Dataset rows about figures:
►
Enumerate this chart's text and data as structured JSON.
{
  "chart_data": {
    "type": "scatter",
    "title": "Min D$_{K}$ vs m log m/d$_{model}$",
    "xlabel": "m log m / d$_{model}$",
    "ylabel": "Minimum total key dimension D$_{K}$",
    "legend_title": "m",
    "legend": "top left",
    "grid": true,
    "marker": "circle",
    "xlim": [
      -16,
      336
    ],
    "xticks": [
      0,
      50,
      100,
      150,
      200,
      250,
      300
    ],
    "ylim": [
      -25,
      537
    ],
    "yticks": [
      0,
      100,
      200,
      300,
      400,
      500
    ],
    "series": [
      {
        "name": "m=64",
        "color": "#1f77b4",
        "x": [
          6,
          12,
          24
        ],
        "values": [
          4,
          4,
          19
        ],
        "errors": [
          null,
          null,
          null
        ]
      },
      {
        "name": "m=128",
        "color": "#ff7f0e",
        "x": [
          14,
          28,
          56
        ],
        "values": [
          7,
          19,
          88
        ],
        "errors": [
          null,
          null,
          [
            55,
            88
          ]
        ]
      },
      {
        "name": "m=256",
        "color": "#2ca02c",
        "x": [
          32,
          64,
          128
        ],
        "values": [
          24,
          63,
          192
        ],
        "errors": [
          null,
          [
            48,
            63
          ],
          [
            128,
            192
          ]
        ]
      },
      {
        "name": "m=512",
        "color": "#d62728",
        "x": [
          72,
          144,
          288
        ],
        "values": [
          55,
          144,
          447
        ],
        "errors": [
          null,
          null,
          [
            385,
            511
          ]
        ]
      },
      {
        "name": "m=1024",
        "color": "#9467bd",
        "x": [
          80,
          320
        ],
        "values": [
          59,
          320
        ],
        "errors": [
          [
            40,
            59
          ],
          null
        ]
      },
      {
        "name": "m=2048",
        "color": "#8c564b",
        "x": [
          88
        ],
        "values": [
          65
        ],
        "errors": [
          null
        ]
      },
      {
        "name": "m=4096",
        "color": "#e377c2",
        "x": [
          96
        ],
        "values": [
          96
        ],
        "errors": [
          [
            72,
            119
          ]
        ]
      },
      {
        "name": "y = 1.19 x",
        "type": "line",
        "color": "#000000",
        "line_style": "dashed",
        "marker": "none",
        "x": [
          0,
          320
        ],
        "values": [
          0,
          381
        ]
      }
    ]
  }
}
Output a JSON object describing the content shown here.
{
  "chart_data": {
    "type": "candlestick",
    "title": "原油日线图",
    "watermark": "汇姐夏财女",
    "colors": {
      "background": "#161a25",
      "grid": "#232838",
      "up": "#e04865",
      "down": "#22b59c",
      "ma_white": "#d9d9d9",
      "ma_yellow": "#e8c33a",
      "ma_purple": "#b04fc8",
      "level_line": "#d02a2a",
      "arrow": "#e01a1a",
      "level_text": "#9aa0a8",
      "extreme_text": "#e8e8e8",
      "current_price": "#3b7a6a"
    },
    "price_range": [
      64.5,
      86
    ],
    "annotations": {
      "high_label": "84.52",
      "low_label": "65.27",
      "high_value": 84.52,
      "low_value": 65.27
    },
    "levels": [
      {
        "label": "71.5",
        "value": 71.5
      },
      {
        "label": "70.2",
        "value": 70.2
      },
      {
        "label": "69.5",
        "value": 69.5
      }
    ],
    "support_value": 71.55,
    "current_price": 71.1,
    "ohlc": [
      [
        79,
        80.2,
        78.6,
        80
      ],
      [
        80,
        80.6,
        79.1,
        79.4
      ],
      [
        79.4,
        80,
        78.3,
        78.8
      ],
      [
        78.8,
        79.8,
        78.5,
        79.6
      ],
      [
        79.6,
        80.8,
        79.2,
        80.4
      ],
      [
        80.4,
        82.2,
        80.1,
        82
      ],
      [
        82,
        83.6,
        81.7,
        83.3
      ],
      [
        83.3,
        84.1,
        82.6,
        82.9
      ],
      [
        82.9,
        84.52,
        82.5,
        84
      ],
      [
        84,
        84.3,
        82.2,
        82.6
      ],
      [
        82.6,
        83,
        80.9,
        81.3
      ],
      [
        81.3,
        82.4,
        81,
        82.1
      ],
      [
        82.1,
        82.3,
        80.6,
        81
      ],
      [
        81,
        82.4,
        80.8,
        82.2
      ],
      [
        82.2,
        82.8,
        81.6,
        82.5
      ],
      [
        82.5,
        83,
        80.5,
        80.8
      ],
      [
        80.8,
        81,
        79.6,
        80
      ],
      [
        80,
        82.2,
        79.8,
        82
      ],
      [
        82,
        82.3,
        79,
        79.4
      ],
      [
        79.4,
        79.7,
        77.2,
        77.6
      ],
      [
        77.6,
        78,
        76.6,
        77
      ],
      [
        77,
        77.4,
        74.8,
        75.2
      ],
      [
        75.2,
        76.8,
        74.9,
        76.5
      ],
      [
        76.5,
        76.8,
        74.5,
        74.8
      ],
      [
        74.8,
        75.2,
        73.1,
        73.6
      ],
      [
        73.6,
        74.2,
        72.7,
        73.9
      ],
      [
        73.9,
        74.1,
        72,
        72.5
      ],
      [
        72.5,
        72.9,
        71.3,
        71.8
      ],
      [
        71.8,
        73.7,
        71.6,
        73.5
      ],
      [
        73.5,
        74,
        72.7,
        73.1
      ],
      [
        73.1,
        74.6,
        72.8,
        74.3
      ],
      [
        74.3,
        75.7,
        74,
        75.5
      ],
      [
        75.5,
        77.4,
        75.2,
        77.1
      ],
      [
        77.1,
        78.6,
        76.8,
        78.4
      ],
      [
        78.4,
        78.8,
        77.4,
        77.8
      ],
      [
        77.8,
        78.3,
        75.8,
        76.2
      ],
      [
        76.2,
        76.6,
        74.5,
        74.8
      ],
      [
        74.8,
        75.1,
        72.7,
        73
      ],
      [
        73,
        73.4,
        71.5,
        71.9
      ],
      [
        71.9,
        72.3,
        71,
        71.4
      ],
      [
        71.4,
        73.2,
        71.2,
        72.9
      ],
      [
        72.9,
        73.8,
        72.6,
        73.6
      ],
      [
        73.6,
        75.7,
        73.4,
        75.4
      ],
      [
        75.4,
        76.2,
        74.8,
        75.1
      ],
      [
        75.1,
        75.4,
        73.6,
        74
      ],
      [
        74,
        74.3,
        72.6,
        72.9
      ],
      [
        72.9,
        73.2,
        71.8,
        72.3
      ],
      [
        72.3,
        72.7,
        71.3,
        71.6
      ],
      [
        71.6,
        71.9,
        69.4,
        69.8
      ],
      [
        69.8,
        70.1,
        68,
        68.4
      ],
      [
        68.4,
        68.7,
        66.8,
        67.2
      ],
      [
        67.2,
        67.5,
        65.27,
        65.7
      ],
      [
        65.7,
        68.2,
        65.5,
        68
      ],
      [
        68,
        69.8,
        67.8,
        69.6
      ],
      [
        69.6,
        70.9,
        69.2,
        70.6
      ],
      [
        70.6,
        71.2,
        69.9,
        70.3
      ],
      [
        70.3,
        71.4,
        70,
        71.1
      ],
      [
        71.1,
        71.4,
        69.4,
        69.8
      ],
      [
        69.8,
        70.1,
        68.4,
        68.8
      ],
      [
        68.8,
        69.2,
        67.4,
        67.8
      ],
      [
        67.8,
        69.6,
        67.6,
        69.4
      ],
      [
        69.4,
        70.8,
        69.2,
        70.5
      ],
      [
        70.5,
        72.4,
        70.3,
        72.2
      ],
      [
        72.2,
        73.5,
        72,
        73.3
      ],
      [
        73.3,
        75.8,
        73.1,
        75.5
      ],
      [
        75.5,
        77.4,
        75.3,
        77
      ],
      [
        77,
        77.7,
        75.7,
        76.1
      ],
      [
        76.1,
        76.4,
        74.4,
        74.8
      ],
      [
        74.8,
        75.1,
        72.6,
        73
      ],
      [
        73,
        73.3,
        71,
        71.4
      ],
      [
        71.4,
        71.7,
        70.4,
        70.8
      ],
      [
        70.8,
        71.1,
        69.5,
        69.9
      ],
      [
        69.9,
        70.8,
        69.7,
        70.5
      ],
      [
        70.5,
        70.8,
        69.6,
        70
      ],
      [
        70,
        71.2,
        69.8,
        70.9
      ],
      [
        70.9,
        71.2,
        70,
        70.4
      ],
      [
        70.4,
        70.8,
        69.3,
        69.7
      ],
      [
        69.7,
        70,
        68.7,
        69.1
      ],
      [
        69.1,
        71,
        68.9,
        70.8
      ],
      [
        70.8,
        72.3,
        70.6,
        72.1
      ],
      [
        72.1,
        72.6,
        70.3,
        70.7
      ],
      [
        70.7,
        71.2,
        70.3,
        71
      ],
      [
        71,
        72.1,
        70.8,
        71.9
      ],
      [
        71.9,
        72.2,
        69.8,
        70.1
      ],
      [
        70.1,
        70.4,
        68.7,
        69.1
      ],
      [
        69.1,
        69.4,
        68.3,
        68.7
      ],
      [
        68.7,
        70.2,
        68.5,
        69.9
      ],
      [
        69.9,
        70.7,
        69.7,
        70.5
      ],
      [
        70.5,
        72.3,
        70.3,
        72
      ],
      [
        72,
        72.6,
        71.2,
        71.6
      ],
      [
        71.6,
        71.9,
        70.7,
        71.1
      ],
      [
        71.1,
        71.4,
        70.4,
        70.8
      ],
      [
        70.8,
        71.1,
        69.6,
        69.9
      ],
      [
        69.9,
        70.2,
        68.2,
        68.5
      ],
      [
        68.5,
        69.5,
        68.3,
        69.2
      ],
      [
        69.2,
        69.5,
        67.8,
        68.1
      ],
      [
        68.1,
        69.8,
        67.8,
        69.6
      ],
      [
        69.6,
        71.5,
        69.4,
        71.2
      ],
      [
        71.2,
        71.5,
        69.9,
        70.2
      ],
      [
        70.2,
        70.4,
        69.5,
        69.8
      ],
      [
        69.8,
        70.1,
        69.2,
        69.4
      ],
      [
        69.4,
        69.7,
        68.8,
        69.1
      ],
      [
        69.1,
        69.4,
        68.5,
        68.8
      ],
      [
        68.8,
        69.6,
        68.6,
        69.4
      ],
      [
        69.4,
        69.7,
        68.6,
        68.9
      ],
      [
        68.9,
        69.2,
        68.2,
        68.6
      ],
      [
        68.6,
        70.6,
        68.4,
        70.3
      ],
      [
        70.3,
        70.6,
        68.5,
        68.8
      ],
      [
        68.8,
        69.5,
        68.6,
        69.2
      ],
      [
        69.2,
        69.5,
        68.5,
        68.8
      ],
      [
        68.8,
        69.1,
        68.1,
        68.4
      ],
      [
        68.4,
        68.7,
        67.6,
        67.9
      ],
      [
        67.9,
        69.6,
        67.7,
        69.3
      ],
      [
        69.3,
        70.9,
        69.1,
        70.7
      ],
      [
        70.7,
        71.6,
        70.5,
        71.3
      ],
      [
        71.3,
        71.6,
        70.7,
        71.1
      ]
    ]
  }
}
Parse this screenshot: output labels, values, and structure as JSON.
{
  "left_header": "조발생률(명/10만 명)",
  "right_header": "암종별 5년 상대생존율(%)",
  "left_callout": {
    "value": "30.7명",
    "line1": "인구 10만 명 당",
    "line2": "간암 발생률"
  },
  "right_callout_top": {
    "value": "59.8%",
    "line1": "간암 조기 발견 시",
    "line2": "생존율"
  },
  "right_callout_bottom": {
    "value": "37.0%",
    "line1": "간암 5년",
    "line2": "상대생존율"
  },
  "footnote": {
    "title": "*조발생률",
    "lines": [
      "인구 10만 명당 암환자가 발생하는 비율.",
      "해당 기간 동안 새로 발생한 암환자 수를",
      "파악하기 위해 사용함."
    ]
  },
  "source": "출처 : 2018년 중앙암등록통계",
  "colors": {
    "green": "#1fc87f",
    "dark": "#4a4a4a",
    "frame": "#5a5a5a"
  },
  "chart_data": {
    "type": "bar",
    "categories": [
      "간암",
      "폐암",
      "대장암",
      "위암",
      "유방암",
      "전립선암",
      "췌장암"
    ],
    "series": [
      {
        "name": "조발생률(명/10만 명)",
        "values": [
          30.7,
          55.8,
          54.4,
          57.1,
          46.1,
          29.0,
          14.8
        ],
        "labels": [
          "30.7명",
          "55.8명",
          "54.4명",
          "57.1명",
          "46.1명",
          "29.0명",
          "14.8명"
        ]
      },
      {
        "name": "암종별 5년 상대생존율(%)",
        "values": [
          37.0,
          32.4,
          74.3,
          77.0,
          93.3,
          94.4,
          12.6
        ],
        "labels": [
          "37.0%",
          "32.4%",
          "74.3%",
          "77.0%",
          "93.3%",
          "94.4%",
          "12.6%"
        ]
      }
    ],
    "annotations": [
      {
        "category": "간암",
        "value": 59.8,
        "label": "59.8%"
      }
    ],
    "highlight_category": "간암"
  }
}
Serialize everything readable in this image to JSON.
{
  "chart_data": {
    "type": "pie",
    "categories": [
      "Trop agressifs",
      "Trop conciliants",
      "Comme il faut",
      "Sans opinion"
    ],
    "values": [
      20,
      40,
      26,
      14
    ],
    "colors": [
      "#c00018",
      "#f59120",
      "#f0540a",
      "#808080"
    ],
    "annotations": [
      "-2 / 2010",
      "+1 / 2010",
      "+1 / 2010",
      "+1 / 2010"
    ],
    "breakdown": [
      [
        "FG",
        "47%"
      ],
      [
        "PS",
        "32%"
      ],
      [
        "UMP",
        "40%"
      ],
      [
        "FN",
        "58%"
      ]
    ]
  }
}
◄
▶ [What you are asked to do] Show all lines in the entries above where the string "model" appears.

▶ [Finished exercise]
    "title": "Min D$_{K}$ vs m log m/d$_{model}$",
    "xlabel": "m log m / d$_{model}$",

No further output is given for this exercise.